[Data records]
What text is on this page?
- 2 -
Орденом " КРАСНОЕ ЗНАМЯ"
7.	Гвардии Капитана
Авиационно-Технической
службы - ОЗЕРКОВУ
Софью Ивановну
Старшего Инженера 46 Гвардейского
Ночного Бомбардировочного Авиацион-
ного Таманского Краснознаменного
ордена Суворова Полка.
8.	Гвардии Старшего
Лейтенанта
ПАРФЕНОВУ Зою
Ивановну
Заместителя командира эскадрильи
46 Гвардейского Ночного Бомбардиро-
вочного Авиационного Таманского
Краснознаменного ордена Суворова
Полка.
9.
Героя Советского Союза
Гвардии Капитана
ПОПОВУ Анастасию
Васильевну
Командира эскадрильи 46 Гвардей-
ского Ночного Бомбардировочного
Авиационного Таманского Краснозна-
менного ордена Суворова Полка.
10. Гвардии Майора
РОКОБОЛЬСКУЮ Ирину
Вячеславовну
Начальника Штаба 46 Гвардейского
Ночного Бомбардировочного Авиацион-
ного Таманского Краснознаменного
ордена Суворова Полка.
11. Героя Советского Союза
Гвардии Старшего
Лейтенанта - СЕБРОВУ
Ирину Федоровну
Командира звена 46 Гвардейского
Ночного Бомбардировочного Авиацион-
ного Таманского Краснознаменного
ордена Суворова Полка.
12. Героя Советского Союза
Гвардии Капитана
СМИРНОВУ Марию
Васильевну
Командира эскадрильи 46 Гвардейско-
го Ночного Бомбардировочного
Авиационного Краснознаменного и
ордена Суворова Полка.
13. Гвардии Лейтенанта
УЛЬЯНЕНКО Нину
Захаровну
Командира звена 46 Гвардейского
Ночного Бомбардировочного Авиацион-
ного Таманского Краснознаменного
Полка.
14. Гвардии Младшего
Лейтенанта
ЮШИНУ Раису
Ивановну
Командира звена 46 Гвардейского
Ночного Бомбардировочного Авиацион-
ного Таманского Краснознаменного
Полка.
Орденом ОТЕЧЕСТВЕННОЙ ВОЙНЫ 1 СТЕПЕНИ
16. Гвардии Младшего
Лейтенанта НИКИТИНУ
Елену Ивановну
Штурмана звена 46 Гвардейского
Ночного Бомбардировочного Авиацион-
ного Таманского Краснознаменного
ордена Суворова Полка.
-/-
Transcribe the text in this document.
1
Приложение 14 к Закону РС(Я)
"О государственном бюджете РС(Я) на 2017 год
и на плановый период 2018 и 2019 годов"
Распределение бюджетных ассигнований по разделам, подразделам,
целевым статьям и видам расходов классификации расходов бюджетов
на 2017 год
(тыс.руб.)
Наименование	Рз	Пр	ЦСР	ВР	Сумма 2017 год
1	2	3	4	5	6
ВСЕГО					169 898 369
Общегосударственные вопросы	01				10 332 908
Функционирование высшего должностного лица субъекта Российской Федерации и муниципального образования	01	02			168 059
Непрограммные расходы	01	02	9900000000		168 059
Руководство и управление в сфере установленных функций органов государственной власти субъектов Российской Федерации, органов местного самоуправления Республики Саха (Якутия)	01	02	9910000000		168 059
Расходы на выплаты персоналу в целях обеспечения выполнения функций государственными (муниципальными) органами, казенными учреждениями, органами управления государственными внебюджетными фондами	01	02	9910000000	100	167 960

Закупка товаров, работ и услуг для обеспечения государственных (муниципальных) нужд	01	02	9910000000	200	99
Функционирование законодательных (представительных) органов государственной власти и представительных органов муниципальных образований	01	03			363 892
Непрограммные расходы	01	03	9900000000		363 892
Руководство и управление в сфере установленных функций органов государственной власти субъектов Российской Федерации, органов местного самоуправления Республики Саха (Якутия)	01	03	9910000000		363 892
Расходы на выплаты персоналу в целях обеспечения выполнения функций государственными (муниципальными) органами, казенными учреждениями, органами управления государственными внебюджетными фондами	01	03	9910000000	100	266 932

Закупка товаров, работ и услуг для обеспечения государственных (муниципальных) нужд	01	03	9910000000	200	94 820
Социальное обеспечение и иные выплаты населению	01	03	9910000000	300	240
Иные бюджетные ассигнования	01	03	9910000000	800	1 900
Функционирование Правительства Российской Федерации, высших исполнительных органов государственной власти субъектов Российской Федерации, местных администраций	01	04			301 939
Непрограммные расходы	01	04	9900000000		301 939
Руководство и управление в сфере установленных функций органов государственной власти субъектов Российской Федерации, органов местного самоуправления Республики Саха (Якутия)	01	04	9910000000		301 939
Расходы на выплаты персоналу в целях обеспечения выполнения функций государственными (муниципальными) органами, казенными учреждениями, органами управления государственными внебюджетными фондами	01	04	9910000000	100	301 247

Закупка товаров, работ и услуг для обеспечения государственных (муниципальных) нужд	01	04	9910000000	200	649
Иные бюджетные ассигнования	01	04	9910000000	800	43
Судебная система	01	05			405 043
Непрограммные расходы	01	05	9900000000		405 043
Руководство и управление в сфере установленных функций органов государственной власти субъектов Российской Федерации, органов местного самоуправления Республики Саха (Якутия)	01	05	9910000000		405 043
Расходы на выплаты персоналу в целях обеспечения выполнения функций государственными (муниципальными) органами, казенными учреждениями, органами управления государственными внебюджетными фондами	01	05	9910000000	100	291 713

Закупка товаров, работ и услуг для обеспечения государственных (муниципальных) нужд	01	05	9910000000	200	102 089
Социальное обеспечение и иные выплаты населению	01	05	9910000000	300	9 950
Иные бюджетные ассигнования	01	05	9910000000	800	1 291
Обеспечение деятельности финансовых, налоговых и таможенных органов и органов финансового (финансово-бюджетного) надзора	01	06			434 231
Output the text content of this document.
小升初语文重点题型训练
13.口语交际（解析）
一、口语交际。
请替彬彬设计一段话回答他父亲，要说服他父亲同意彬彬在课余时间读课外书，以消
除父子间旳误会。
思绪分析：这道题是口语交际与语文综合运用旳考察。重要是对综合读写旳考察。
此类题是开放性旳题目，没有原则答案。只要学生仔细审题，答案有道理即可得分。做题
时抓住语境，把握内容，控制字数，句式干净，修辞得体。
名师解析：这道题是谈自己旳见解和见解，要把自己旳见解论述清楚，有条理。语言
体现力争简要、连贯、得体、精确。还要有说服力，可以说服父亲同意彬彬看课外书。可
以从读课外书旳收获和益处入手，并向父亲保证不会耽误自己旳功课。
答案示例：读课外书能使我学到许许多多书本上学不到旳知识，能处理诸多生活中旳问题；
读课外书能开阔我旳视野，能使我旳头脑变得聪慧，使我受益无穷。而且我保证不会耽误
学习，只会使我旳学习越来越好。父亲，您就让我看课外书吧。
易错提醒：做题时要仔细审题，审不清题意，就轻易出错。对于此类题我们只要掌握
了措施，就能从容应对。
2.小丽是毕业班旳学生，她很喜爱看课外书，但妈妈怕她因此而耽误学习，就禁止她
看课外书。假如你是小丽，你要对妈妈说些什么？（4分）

→ **AIM OF THE TASK**
What is the number of lines in the data holding the word "Советского"? Reply with that number only.

→ **ANSWER TO THE PROBLEM**
3